▶ [Exercise goal]:
Scan the data below. Pull out each line where "subtitle" occurs.
☆ ☆ ☆ ☆ ☆ ☆ ☆
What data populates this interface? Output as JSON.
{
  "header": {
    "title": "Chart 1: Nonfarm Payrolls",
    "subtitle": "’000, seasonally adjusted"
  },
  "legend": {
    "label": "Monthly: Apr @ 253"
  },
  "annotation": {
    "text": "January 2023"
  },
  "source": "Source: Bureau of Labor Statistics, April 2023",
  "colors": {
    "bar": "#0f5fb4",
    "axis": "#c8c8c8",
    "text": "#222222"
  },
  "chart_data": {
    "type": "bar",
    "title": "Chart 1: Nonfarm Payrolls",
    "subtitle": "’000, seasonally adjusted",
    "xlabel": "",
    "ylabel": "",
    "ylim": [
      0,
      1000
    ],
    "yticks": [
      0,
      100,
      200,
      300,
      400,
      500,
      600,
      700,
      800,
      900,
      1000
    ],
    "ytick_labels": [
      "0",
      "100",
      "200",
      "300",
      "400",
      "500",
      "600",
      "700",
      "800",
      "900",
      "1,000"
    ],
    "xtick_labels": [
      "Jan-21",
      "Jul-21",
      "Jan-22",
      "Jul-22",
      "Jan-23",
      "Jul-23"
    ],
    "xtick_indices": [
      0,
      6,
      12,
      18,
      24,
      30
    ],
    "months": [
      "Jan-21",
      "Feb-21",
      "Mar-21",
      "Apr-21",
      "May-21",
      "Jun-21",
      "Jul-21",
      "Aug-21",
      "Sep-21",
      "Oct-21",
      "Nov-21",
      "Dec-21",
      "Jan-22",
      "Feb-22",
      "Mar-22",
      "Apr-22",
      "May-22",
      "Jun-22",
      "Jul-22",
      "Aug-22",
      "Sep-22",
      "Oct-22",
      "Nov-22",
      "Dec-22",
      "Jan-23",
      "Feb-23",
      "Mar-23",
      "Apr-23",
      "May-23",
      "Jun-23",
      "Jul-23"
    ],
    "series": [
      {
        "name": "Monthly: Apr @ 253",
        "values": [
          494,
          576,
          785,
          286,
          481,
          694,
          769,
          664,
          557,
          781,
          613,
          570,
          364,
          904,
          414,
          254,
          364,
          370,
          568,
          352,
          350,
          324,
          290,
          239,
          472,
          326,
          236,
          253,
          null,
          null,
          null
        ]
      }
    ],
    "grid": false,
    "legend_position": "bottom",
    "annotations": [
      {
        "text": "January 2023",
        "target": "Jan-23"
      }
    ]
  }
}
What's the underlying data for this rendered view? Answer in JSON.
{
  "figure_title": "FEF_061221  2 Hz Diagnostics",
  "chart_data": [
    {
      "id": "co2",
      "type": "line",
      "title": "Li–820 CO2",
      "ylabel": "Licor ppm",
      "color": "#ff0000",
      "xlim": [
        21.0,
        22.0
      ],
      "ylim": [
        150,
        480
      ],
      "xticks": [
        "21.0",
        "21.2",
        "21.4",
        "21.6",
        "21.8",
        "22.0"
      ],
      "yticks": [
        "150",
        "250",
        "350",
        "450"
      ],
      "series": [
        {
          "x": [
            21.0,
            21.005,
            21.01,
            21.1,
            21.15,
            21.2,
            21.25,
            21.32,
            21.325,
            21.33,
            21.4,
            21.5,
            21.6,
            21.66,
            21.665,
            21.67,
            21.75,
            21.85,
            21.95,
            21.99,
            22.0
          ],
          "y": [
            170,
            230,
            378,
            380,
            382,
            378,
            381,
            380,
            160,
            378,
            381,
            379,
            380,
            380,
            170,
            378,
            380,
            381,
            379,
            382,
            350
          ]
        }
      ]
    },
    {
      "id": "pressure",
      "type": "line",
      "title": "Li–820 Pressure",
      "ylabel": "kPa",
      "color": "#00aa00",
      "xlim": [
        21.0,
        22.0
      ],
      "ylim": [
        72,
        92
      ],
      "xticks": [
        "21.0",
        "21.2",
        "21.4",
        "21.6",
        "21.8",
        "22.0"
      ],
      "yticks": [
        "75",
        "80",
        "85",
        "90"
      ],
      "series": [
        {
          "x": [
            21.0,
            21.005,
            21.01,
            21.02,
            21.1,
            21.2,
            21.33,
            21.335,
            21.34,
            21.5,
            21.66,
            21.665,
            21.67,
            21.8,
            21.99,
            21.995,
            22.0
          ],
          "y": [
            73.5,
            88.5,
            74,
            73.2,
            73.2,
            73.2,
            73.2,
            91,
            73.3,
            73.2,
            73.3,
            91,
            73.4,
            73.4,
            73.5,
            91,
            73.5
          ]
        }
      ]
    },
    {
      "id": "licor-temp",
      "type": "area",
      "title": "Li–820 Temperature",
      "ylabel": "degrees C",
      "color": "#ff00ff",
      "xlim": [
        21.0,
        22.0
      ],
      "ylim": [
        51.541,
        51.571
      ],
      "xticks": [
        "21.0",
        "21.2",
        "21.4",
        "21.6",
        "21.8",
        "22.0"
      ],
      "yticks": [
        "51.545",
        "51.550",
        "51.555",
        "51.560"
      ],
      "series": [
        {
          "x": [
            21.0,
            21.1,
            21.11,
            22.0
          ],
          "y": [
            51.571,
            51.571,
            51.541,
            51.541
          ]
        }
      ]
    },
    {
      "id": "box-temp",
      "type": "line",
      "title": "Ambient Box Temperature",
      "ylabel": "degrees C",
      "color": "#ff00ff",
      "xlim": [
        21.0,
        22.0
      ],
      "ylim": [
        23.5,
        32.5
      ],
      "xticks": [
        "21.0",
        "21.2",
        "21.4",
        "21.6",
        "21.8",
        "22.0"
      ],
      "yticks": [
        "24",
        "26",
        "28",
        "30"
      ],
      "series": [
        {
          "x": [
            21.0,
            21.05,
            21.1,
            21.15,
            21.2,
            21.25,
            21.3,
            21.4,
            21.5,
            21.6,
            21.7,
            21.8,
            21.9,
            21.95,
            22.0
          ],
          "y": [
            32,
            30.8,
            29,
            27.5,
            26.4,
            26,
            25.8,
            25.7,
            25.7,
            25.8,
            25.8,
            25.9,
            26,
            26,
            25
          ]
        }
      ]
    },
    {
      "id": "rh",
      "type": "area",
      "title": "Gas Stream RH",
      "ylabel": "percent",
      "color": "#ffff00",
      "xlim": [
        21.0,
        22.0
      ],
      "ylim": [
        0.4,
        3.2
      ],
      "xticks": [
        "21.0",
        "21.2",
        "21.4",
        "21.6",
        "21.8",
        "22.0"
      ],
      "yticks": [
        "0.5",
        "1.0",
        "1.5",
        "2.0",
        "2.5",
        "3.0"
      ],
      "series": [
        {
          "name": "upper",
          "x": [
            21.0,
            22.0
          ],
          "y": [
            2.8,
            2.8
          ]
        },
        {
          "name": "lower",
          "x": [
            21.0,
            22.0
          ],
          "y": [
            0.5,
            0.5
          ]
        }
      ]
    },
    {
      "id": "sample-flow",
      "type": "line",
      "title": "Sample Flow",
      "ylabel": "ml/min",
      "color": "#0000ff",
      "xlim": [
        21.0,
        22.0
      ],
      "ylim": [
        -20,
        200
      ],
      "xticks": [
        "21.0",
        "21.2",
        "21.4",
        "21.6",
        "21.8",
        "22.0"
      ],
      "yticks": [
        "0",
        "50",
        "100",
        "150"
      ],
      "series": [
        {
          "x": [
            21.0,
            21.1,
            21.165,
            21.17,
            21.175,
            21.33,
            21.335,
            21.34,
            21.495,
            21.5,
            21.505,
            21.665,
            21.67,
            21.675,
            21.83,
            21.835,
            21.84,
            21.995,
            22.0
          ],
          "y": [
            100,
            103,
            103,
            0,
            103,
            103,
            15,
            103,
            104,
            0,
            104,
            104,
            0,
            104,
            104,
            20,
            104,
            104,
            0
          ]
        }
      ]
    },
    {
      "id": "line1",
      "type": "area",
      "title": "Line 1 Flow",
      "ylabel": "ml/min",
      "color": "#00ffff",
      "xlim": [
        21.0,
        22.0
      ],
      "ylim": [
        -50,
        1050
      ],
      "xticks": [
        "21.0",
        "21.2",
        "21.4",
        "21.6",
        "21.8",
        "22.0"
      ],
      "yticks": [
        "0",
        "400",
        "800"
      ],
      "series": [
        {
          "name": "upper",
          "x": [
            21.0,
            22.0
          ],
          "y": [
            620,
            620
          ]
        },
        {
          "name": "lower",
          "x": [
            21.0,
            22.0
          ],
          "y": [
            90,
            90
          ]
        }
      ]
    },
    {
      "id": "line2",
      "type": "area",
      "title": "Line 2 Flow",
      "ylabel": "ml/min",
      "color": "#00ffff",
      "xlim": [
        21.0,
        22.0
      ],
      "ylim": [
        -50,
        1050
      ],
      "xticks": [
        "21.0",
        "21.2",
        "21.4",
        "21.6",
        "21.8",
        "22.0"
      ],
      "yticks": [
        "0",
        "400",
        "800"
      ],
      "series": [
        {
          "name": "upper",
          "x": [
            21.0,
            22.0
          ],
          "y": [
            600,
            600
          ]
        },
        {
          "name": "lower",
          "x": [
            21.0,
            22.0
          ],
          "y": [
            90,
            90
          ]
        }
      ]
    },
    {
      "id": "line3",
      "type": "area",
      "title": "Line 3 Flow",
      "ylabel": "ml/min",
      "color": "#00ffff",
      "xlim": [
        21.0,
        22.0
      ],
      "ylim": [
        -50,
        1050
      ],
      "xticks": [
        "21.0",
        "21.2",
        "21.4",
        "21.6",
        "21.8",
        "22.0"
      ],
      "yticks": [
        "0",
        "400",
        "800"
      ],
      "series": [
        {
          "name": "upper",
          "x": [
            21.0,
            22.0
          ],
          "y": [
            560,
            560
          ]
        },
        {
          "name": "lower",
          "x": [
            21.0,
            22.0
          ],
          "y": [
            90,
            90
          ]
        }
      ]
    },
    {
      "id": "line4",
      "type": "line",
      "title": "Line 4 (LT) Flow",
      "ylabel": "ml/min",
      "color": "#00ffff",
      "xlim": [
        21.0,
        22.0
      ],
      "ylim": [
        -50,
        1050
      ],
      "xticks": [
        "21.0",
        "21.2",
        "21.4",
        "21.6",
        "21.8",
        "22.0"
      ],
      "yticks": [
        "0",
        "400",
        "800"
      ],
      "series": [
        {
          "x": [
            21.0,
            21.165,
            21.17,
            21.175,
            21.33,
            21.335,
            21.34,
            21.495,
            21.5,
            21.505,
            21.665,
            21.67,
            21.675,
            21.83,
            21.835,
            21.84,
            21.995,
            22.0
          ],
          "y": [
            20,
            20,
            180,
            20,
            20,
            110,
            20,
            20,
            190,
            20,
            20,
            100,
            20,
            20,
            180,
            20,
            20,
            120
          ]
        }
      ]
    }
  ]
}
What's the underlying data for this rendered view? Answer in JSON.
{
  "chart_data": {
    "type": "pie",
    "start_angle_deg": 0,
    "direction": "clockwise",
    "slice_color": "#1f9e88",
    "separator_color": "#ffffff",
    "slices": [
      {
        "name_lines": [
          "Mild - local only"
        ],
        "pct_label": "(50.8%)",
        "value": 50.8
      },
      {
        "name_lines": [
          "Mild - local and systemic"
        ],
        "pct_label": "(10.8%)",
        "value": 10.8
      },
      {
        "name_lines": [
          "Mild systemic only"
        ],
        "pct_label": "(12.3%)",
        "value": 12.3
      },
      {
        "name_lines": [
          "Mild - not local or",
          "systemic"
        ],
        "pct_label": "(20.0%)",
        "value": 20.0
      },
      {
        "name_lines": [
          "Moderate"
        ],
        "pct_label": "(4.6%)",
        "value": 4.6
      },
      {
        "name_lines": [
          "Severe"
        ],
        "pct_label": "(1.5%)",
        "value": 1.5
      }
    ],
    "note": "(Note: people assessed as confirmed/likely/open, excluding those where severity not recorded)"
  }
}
☆ ☆ ☆ ☆ ☆ ☆ ☆
▶ [Task response]:
    "subtitle": "’000, seasonally adjusted"
    "subtitle": "’000, seasonally adjusted",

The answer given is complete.